▼▼▼

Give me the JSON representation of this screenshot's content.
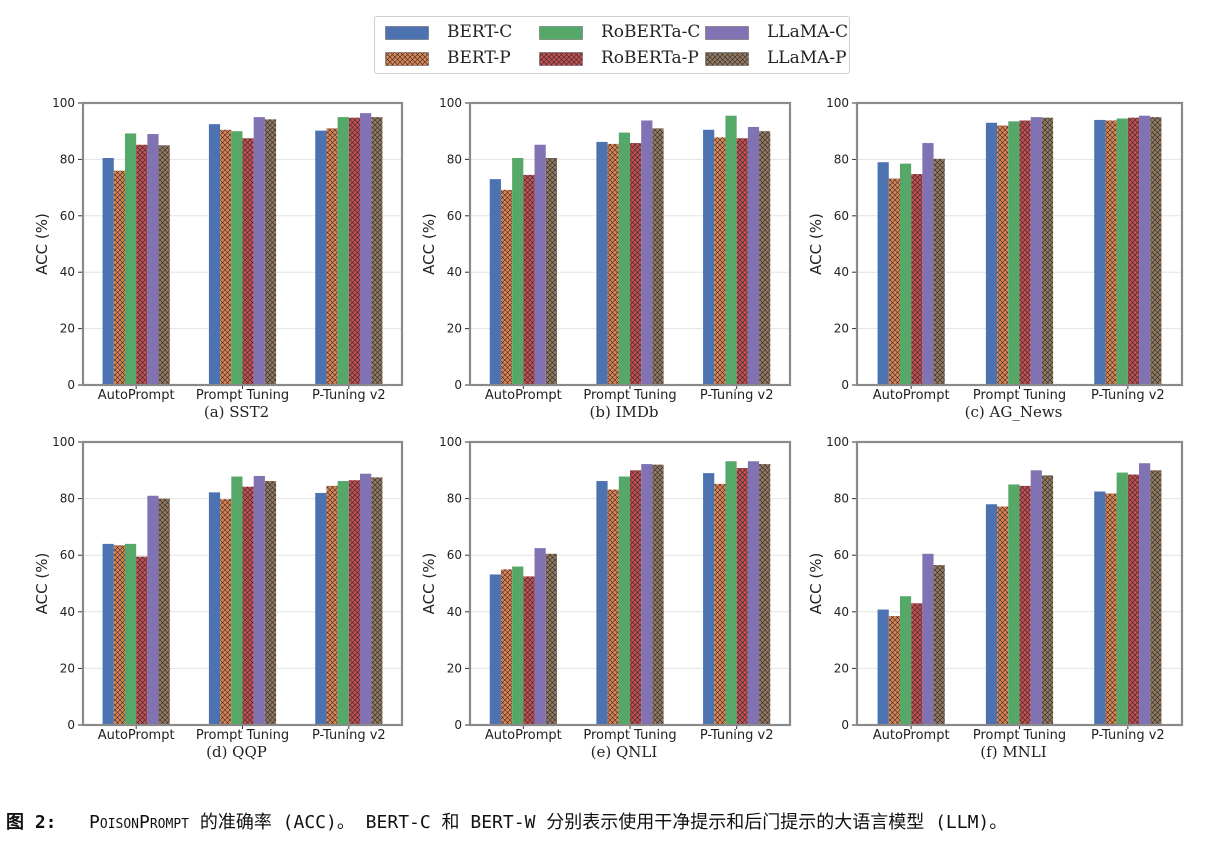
{
  "legend": [
    {
      "name": "BERT-C",
      "color": "#4c72b0",
      "pattern": "solid"
    },
    {
      "name": "BERT-P",
      "color": "#dd8452",
      "pattern": "cross"
    },
    {
      "name": "RoBERTa-C",
      "color": "#55a868",
      "pattern": "solid"
    },
    {
      "name": "RoBERTa-P",
      "color": "#c44e52",
      "pattern": "cross"
    },
    {
      "name": "LLaMA-C",
      "color": "#8172b3",
      "pattern": "solid"
    },
    {
      "name": "LLaMA-P",
      "color": "#937860",
      "pattern": "cross"
    }
  ],
  "caption": {
    "label": "图 2:",
    "name": "PoisonPrompt",
    "text": "的准确率 (ACC)。 BERT-C 和 BERT-W 分别表示使用干净提示和后门提示的大语言模型 (LLM)。"
  },
  "chart_data": [
    {
      "type": "bar",
      "title": "(a) SST2",
      "xlabel": "",
      "ylabel": "ACC (%)",
      "ylim": [
        0,
        100
      ],
      "yticks": [
        0,
        20,
        40,
        60,
        80,
        100
      ],
      "categories": [
        "AutoPrompt",
        "Prompt Tuning",
        "P-Tuning v2"
      ],
      "series": [
        {
          "name": "BERT-C",
          "values": [
            80.5,
            92.5,
            90.2
          ]
        },
        {
          "name": "BERT-P",
          "values": [
            76.0,
            90.5,
            91.0
          ]
        },
        {
          "name": "RoBERTa-C",
          "values": [
            89.2,
            90.0,
            95.0
          ]
        },
        {
          "name": "RoBERTa-P",
          "values": [
            85.2,
            87.5,
            94.8
          ]
        },
        {
          "name": "LLaMA-C",
          "values": [
            89.0,
            95.0,
            96.4
          ]
        },
        {
          "name": "LLaMA-P",
          "values": [
            85.0,
            94.2,
            95.0
          ]
        }
      ]
    },
    {
      "type": "bar",
      "title": "(b) IMDb",
      "xlabel": "",
      "ylabel": "ACC (%)",
      "ylim": [
        0,
        100
      ],
      "yticks": [
        0,
        20,
        40,
        60,
        80,
        100
      ],
      "categories": [
        "AutoPrompt",
        "Prompt Tuning",
        "P-Tuning v2"
      ],
      "series": [
        {
          "name": "BERT-C",
          "values": [
            73.0,
            86.2,
            90.5
          ]
        },
        {
          "name": "BERT-P",
          "values": [
            69.2,
            85.5,
            87.8
          ]
        },
        {
          "name": "RoBERTa-C",
          "values": [
            80.5,
            89.5,
            95.5
          ]
        },
        {
          "name": "RoBERTa-P",
          "values": [
            74.5,
            85.8,
            87.5
          ]
        },
        {
          "name": "LLaMA-C",
          "values": [
            85.2,
            93.8,
            91.5
          ]
        },
        {
          "name": "LLaMA-P",
          "values": [
            80.5,
            91.0,
            90.0
          ]
        }
      ]
    },
    {
      "type": "bar",
      "title": "(c) AG_News",
      "xlabel": "",
      "ylabel": "ACC (%)",
      "ylim": [
        0,
        100
      ],
      "yticks": [
        0,
        20,
        40,
        60,
        80,
        100
      ],
      "categories": [
        "AutoPrompt",
        "Prompt Tuning",
        "P-Tuning v2"
      ],
      "series": [
        {
          "name": "BERT-C",
          "values": [
            79.0,
            93.0,
            94.0
          ]
        },
        {
          "name": "BERT-P",
          "values": [
            73.2,
            92.0,
            93.8
          ]
        },
        {
          "name": "RoBERTa-C",
          "values": [
            78.5,
            93.5,
            94.5
          ]
        },
        {
          "name": "RoBERTa-P",
          "values": [
            74.8,
            93.8,
            94.8
          ]
        },
        {
          "name": "LLaMA-C",
          "values": [
            85.8,
            95.0,
            95.5
          ]
        },
        {
          "name": "LLaMA-P",
          "values": [
            80.2,
            94.8,
            95.0
          ]
        }
      ]
    },
    {
      "type": "bar",
      "title": "(d) QQP",
      "xlabel": "",
      "ylabel": "ACC (%)",
      "ylim": [
        0,
        100
      ],
      "yticks": [
        0,
        20,
        40,
        60,
        80,
        100
      ],
      "categories": [
        "AutoPrompt",
        "Prompt Tuning",
        "P-Tuning v2"
      ],
      "series": [
        {
          "name": "BERT-C",
          "values": [
            64.0,
            82.2,
            82.0
          ]
        },
        {
          "name": "BERT-P",
          "values": [
            63.5,
            79.8,
            84.5
          ]
        },
        {
          "name": "RoBERTa-C",
          "values": [
            64.0,
            87.8,
            86.2
          ]
        },
        {
          "name": "RoBERTa-P",
          "values": [
            59.5,
            84.2,
            86.5
          ]
        },
        {
          "name": "LLaMA-C",
          "values": [
            81.0,
            88.0,
            88.8
          ]
        },
        {
          "name": "LLaMA-P",
          "values": [
            80.0,
            86.2,
            87.5
          ]
        }
      ]
    },
    {
      "type": "bar",
      "title": "(e) QNLI",
      "xlabel": "",
      "ylabel": "ACC (%)",
      "ylim": [
        0,
        100
      ],
      "yticks": [
        0,
        20,
        40,
        60,
        80,
        100
      ],
      "categories": [
        "AutoPrompt",
        "Prompt Tuning",
        "P-Tuning v2"
      ],
      "series": [
        {
          "name": "BERT-C",
          "values": [
            53.2,
            86.2,
            89.0
          ]
        },
        {
          "name": "BERT-P",
          "values": [
            55.0,
            83.2,
            85.2
          ]
        },
        {
          "name": "RoBERTa-C",
          "values": [
            56.0,
            87.8,
            93.2
          ]
        },
        {
          "name": "RoBERTa-P",
          "values": [
            52.5,
            90.0,
            90.8
          ]
        },
        {
          "name": "LLaMA-C",
          "values": [
            62.5,
            92.2,
            93.2
          ]
        },
        {
          "name": "LLaMA-P",
          "values": [
            60.5,
            92.0,
            92.2
          ]
        }
      ]
    },
    {
      "type": "bar",
      "title": "(f) MNLI",
      "xlabel": "",
      "ylabel": "ACC (%)",
      "ylim": [
        0,
        100
      ],
      "yticks": [
        0,
        20,
        40,
        60,
        80,
        100
      ],
      "categories": [
        "AutoPrompt",
        "Prompt Tuning",
        "P-Tuning v2"
      ],
      "series": [
        {
          "name": "BERT-C",
          "values": [
            40.8,
            78.0,
            82.5
          ]
        },
        {
          "name": "BERT-P",
          "values": [
            38.5,
            77.2,
            81.8
          ]
        },
        {
          "name": "RoBERTa-C",
          "values": [
            45.5,
            85.0,
            89.2
          ]
        },
        {
          "name": "RoBERTa-P",
          "values": [
            43.0,
            84.5,
            88.5
          ]
        },
        {
          "name": "LLaMA-C",
          "values": [
            60.5,
            90.0,
            92.5
          ]
        },
        {
          "name": "LLaMA-P",
          "values": [
            56.5,
            88.2,
            90.0
          ]
        }
      ]
    }
  ]
}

▲▲▲

• [Written problem] Would you return the data exactly as written, without the pictures?

• [Correct result]
Give me the JSON representation of this screenshot's content.
{
  "legend": [
    {
      "name": "BERT-C",
      "color": "#4c72b0",
      "pattern": "solid"
    },
    {
      "name": "BERT-P",
      "color": "#dd8452",
      "pattern": "cross"
    },
    {
      "name": "RoBERTa-C",
      "color": "#55a868",
      "pattern": "solid"
    },
    {
      "name": "RoBERTa-P",
      "color": "#c44e52",
      "pattern": "cross"
    },
    {
      "name": "LLaMA-C",
      "color": "#8172b3",
      "pattern": "solid"
    },
    {
      "name": "LLaMA-P",
      "color": "#937860",
      "pattern": "cross"
    }
  ],
  "caption": {
    "label": "图 2:",
    "name": "PoisonPrompt",
    "text": "的准确率 (ACC)。 BERT-C 和 BERT-W 分别表示使用干净提示和后门提示的大语言模型 (LLM)。"
  },
  "chart_data": [
    {
      "type": "bar",
      "title": "(a) SST2",
      "xlabel": "",
      "ylabel": "ACC (%)",
      "ylim": [
        0,
        100
      ],
      "yticks": [
        0,
        20,
        40,
        60,
        80,
        100
      ],
      "categories": [
        "AutoPrompt",
        "Prompt Tuning",
        "P-Tuning v2"
      ],
      "series": [
        {
          "name": "BERT-C",
          "values": [
            80.5,
            92.5,
            90.2
          ]
        },
        {
          "name": "BERT-P",
          "values": [
            76.0,
            90.5,
            91.0
          ]
        },
        {
          "name": "RoBERTa-C",
          "values": [
            89.2,
            90.0,
            95.0
          ]
        },
        {
          "name": "RoBERTa-P",
          "values": [
            85.2,
            87.5,
            94.8
          ]
        },
        {
          "name": "LLaMA-C",
          "values": [
            89.0,
            95.0,
            96.4
          ]
        },
        {
          "name": "LLaMA-P",
          "values": [
            85.0,
            94.2,
            95.0
          ]
        }
      ]
    },
    {
      "type": "bar",
      "title": "(b) IMDb",
      "xlabel": "",
      "ylabel": "ACC (%)",
      "ylim": [
        0,
        100
      ],
      "yticks": [
        0,
        20,
        40,
        60,
        80,
        100
      ],
      "categories": [
        "AutoPrompt",
        "Prompt Tuning",
        "P-Tuning v2"
      ],
      "series": [
        {
          "name": "BERT-C",
          "values": [
            73.0,
            86.2,
            90.5
          ]
        },
        {
          "name": "BERT-P",
          "values": [
            69.2,
            85.5,
            87.8
          ]
        },
        {
          "name": "RoBERTa-C",
          "values": [
            80.5,
            89.5,
            95.5
          ]
        },
        {
          "name": "RoBERTa-P",
          "values": [
            74.5,
            85.8,
            87.5
          ]
        },
        {
          "name": "LLaMA-C",
          "values": [
            85.2,
            93.8,
            91.5
          ]
        },
        {
          "name": "LLaMA-P",
          "values": [
            80.5,
            91.0,
            90.0
          ]
        }
      ]
    },
    {
      "type": "bar",
      "title": "(c) AG_News",
      "xlabel": "",
      "ylabel": "ACC (%)",
      "ylim": [
        0,
        100
      ],
      "yticks": [
        0,
        20,
        40,
        60,
        80,
        100
      ],
      "categories": [
        "AutoPrompt",
        "Prompt Tuning",
        "P-Tuning v2"
      ],
      "series": [
        {
          "name": "BERT-C",
          "values": [
            79.0,
            93.0,
            94.0
          ]
        },
        {
          "name": "BERT-P",
          "values": [
            73.2,
            92.0,
            93.8
          ]
        },
        {
          "name": "RoBERTa-C",
          "values": [
            78.5,
            93.5,
            94.5
          ]
        },
        {
          "name": "RoBERTa-P",
          "values": [
            74.8,
            93.8,
            94.8
          ]
        },
        {
          "name": "LLaMA-C",
          "values": [
            85.8,
            95.0,
            95.5
          ]
        },
        {
          "name": "LLaMA-P",
          "values": [
            80.2,
            94.8,
            95.0
          ]
        }
      ]
    },
    {
      "type": "bar",
      "title": "(d) QQP",
      "xlabel": "",
      "ylabel": "ACC (%)",
      "ylim": [
        0,
        100
      ],
      "yticks": [
        0,
        20,
        40,
        60,
        80,
        100
      ],
      "categories": [
        "AutoPrompt",
        "Prompt Tuning",
        "P-Tuning v2"
      ],
      "series": [
        {
          "name": "BERT-C",
          "values": [
            64.0,
            82.2,
            82.0
          ]
        },
        {
          "name": "BERT-P",
          "values": [
            63.5,
            79.8,
            84.5
          ]
        },
        {
          "name": "RoBERTa-C",
          "values": [
            64.0,
            87.8,
            86.2
          ]
        },
        {
          "name": "RoBERTa-P",
          "values": [
            59.5,
            84.2,
            86.5
          ]
        },
        {
          "name": "LLaMA-C",
          "values": [
            81.0,
            88.0,
            88.8
          ]
        },
        {
          "name": "LLaMA-P",
          "values": [
            80.0,
            86.2,
            87.5
          ]
        }
      ]
    },
    {
      "type": "bar",
      "title": "(e) QNLI",
      "xlabel": "",
      "ylabel": "ACC (%)",
      "ylim": [
        0,
        100
      ],
      "yticks": [
        0,
        20,
        40,
        60,
        80,
        100
      ],
      "categories": [
        "AutoPrompt",
        "Prompt Tuning",
        "P-Tuning v2"
      ],
      "series": [
        {
          "name": "BERT-C",
          "values": [
            53.2,
            86.2,
            89.0
          ]
        },
        {
          "name": "BERT-P",
          "values": [
            55.0,
            83.2,
            85.2
          ]
        },
        {
          "name": "RoBERTa-C",
          "values": [
            56.0,
            87.8,
            93.2
          ]
        },
        {
          "name": "RoBERTa-P",
          "values": [
            52.5,
            90.0,
            90.8
          ]
        },
        {
          "name": "LLaMA-C",
          "values": [
            62.5,
            92.2,
            93.2
          ]
        },
        {
          "name": "LLaMA-P",
          "values": [
            60.5,
            92.0,
            92.2
          ]
        }
      ]
    },
    {
      "type": "bar",
      "title": "(f) MNLI",
      "xlabel": "",
      "ylabel": "ACC (%)",
      "ylim": [
        0,
        100
      ],
      "yticks": [
        0,
        20,
        40,
        60,
        80,
        100
      ],
      "categories": [
        "AutoPrompt",
        "Prompt Tuning",
        "P-Tuning v2"
      ],
      "series": [
        {
          "name": "BERT-C",
          "values": [
            40.8,
            78.0,
            82.5
          ]
        },
        {
          "name": "BERT-P",
          "values": [
            38.5,
            77.2,
            81.8
          ]
        },
        {
          "name": "RoBERTa-C",
          "values": [
            45.5,
            85.0,
            89.2
          ]
        },
        {
          "name": "RoBERTa-P",
          "values": [
            43.0,
            84.5,
            88.5
          ]
        },
        {
          "name": "LLaMA-C",
          "values": [
            60.5,
            90.0,
            92.5
          ]
        },
        {
          "name": "LLaMA-P",
          "values": [
            56.5,
            88.2,
            90.0
          ]
        }
      ]
    }
  ]
}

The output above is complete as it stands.